**ACTION ITEM**
Your answer should reproduce every line of the material in which the word "oder" occurs.

**SOURCE MATERIAL**
——————————

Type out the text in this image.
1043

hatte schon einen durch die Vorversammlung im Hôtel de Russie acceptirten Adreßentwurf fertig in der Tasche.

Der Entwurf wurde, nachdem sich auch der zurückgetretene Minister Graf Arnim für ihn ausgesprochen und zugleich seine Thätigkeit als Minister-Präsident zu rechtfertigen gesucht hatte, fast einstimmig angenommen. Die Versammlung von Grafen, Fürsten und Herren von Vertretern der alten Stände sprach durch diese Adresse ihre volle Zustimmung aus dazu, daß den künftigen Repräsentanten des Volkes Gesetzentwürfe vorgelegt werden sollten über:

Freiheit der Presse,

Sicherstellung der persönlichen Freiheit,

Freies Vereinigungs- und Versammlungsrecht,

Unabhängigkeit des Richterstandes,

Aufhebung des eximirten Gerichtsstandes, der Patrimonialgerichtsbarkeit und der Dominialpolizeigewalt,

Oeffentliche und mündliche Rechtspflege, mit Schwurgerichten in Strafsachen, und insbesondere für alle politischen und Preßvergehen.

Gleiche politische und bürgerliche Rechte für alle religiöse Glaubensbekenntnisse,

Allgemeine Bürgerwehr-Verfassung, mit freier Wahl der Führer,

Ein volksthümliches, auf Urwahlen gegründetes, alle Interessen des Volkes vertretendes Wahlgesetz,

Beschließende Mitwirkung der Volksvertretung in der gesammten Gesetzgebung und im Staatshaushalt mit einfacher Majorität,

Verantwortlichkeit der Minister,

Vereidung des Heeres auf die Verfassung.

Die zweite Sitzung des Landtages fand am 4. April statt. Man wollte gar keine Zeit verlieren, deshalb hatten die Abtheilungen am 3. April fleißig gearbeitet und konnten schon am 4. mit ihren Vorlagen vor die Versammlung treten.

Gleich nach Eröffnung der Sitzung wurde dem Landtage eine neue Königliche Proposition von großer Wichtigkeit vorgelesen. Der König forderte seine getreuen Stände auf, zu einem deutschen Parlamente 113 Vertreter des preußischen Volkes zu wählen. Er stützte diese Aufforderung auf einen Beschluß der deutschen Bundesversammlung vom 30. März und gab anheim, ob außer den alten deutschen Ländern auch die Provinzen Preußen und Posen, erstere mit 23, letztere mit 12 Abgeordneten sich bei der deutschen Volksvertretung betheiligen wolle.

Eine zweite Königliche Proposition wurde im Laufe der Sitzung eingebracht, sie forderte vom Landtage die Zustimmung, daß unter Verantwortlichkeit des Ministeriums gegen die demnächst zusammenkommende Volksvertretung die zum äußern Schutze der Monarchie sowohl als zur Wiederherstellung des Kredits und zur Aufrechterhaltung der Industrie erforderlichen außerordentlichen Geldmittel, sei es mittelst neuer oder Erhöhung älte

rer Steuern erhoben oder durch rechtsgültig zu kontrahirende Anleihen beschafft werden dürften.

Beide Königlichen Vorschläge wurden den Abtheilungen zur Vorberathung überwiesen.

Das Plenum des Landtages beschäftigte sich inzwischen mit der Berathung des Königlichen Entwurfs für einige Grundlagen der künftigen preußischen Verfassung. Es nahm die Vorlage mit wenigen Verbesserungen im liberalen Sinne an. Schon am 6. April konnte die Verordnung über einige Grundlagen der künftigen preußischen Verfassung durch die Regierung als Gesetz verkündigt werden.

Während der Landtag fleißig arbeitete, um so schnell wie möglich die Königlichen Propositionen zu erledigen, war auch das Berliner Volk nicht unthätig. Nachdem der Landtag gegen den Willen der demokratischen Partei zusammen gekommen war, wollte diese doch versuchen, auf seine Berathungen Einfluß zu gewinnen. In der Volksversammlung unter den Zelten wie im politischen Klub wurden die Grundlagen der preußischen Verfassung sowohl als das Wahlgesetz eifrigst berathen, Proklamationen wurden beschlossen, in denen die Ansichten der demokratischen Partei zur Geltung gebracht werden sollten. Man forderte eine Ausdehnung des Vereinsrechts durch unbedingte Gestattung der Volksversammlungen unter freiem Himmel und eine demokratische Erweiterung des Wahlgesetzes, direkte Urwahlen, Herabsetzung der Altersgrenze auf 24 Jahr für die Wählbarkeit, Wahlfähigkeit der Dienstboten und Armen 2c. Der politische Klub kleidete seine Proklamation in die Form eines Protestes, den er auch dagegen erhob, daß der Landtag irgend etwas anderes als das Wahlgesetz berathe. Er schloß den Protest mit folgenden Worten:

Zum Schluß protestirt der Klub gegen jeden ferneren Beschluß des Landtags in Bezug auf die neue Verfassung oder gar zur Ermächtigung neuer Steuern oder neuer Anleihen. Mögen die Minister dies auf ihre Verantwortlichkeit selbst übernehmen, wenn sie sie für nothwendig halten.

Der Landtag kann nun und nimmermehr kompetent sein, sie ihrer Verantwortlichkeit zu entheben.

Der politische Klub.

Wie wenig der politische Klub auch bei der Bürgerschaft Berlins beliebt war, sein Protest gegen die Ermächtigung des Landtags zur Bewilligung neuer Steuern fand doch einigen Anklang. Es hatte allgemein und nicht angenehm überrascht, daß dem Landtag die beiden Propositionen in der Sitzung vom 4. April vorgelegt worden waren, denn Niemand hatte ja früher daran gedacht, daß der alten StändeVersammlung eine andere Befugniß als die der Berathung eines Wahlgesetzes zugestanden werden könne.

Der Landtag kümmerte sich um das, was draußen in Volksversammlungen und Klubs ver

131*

——————————

**TASK OUTPUT**
Eine zweite Königliche Proposition wurde im Laufe der Sitzung eingebracht, sie forderte vom Landtage die Zustimmung, daß unter Verantwortlichkeit des Ministeriums gegen die demnächst zusammenkommende Volksvertretung die zum äußern Schutze der Monarchie sowohl als zur Wiederherstellung des Kredits und zur Aufrechterhaltung der Industrie erforderlichen außerordentlichen Geldmittel, sei es mittelst neuer oder Erhöhung älte
rer Steuern erhoben oder durch rechtsgültig zu kontrahirende Anleihen beschafft werden dürften.
Zum Schluß protestirt der Klub gegen jeden ferneren Beschluß des Landtags in Bezug auf die neue Verfassung oder gar zur Ermächtigung neuer Steuern oder neuer Anleihen. Mögen die Minister dies auf ihre Verantwortlichkeit selbst übernehmen, wenn sie sie für nothwendig halten.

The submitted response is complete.